## Set problem
Take down each entry exactly as written.

## begin Supplied material

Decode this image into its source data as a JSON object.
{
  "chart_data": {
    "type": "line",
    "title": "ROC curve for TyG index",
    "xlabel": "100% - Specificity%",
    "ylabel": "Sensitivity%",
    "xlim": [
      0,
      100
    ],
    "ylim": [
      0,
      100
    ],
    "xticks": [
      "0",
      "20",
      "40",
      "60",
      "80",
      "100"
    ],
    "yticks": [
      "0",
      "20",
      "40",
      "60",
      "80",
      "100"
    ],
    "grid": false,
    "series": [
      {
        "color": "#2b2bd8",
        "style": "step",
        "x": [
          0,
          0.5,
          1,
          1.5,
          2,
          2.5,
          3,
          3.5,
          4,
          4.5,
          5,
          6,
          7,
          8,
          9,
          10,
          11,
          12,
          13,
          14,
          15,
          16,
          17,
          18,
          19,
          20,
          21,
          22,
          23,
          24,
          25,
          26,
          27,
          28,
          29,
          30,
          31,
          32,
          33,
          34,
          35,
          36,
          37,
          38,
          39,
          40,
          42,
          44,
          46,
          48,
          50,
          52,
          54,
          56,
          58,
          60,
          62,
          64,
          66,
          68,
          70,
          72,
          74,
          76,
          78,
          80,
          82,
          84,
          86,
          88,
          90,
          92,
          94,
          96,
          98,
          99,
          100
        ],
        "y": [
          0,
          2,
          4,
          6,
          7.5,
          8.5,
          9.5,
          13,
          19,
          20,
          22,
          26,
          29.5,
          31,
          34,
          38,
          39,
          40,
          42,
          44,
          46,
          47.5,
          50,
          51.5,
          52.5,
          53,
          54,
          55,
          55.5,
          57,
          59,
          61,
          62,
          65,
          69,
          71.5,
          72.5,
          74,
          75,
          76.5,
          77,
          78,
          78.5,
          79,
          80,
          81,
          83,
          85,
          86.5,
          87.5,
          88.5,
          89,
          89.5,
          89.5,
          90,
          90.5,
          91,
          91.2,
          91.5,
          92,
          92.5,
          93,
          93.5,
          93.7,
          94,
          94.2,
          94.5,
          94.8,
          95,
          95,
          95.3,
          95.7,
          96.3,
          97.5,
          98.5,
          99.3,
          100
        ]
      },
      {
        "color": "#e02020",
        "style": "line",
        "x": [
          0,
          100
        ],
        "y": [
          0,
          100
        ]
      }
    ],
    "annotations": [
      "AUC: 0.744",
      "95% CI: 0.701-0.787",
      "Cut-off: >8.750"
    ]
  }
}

## end Supplied material

## Task result
Decode this image into its source data as a JSON object.
{
  "chart_data": {
    "type": "line",
    "title": "ROC curve for TyG index",
    "xlabel": "100% - Specificity%",
    "ylabel": "Sensitivity%",
    "xlim": [
      0,
      100
    ],
    "ylim": [
      0,
      100
    ],
    "xticks": [
      "0",
      "20",
      "40",
      "60",
      "80",
      "100"
    ],
    "yticks": [
      "0",
      "20",
      "40",
      "60",
      "80",
      "100"
    ],
    "grid": false,
    "series": [
      {
        "color": "#2b2bd8",
        "style": "step",
        "x": [
          0,
          0.5,
          1,
          1.5,
          2,
          2.5,
          3,
          3.5,
          4,
          4.5,
          5,
          6,
          7,
          8,
          9,
          10,
          11,
          12,
          13,
          14,
          15,
          16,
          17,
          18,
          19,
          20,
          21,
          22,
          23,
          24,
          25,
          26,
          27,
          28,
          29,
          30,
          31,
          32,
          33,
          34,
          35,
          36,
          37,
          38,
          39,
          40,
          42,
          44,
          46,
          48,
          50,
          52,
          54,
          56,
          58,
          60,
          62,
          64,
          66,
          68,
          70,
          72,
          74,
          76,
          78,
          80,
          82,
          84,
          86,
          88,
          90,
          92,
          94,
          96,
          98,
          99,
          100
        ],
        "y": [
          0,
          2,
          4,
          6,
          7.5,
          8.5,
          9.5,
          13,
          19,
          20,
          22,
          26,
          29.5,
          31,
          34,
          38,
          39,
          40,
          42,
          44,
          46,
          47.5,
          50,
          51.5,
          52.5,
          53,
          54,
          55,
          55.5,
          57,
          59,
          61,
          62,
          65,
          69,
          71.5,
          72.5,
          74,
          75,
          76.5,
          77,
          78,
          78.5,
          79,
          80,
          81,
          83,
          85,
          86.5,
          87.5,
          88.5,
          89,
          89.5,
          89.5,
          90,
          90.5,
          91,
          91.2,
          91.5,
          92,
          92.5,
          93,
          93.5,
          93.7,
          94,
          94.2,
          94.5,
          94.8,
          95,
          95,
          95.3,
          95.7,
          96.3,
          97.5,
          98.5,
          99.3,
          100
        ]
      },
      {
        "color": "#e02020",
        "style": "line",
        "x": [
          0,
          100
        ],
        "y": [
          0,
          100
        ]
      }
    ],
    "annotations": [
      "AUC: 0.744",
      "95% CI: 0.701-0.787",
      "Cut-off: >8.750"
    ]
  }
}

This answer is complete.